INPUT ROWS –
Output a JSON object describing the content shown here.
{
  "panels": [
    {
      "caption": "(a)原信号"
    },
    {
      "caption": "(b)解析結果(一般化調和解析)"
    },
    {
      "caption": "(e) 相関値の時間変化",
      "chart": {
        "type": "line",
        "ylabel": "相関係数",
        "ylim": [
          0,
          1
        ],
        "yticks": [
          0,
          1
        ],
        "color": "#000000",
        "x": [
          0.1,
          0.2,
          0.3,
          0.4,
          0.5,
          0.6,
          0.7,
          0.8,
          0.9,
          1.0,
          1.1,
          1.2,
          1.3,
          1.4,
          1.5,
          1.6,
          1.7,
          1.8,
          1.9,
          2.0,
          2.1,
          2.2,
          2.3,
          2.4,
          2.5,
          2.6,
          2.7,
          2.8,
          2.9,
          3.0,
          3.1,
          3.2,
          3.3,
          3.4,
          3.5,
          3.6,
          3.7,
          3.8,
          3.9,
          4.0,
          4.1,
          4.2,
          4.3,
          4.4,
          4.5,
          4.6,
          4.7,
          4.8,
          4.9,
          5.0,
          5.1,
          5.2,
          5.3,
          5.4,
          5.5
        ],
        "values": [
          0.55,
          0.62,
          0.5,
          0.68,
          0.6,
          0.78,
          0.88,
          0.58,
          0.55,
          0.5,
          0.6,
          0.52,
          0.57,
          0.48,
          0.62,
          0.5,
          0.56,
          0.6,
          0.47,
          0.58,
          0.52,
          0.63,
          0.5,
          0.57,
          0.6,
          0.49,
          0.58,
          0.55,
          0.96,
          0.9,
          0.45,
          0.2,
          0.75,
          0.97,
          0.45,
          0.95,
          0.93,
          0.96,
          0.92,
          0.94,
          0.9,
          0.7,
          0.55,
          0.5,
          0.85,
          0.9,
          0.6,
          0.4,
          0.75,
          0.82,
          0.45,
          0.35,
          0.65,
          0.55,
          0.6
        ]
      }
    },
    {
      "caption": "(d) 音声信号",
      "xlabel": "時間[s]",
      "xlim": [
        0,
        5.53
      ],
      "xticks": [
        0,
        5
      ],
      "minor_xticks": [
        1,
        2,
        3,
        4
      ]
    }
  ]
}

DIRECTION –
Only the number is wanted: how many lines in the data include the string "caption"?

THE REPLY –
4